**EXERCISE:** Extract every line where the string "hand" appears.
================
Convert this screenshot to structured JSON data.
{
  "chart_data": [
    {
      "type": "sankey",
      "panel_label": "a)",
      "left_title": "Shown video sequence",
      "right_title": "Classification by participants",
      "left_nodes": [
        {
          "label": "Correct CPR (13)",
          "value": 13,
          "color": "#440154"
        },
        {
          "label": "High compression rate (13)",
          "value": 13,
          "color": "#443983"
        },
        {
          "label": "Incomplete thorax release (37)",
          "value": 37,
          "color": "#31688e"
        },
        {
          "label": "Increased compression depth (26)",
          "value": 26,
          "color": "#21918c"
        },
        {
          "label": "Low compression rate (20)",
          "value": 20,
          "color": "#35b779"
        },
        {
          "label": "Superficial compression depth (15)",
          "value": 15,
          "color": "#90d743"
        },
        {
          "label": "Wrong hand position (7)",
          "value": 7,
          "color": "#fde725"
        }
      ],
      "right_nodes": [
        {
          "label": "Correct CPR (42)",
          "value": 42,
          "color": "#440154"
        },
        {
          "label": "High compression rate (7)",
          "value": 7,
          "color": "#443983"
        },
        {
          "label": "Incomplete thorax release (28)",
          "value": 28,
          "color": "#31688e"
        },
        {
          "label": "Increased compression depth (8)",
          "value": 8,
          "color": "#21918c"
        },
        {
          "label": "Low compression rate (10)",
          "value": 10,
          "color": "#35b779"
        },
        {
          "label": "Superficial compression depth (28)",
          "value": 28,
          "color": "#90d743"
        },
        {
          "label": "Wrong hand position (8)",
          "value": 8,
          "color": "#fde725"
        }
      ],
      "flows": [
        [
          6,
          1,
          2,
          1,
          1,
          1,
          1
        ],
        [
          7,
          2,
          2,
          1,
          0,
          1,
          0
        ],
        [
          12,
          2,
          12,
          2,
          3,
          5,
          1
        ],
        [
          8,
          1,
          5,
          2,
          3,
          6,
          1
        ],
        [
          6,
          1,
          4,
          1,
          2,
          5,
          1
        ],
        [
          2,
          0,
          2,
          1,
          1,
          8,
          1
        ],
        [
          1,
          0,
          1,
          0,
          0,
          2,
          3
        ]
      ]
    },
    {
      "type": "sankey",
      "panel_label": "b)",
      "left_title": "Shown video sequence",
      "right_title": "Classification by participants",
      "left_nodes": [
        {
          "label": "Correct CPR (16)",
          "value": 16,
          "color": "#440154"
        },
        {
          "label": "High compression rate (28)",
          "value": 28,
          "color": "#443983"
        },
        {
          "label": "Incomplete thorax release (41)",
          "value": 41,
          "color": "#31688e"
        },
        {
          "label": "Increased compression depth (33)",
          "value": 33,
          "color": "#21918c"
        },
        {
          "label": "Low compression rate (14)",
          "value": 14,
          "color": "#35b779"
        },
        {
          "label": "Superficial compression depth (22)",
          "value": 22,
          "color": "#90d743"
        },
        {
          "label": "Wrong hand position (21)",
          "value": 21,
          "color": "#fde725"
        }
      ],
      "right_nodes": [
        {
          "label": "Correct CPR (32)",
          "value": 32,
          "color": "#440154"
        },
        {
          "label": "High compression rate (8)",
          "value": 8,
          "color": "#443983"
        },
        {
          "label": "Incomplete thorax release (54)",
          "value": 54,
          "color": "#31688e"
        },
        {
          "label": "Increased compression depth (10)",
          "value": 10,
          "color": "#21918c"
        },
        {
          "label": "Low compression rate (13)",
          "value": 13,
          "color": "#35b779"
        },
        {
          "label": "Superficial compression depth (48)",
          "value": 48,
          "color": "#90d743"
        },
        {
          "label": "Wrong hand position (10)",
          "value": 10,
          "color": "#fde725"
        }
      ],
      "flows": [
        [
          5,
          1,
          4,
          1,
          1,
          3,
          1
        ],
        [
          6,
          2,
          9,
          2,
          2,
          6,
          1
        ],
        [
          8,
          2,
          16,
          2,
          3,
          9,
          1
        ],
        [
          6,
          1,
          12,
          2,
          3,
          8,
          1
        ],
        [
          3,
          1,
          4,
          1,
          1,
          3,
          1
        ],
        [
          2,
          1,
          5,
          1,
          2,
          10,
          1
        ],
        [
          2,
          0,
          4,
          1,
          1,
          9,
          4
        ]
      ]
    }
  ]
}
================
**OUTPUT:**
          "label": "Wrong hand position (7)",
          "label": "Wrong hand position (8)",
          "label": "Wrong hand position (21)",
          "label": "Wrong hand position (10)",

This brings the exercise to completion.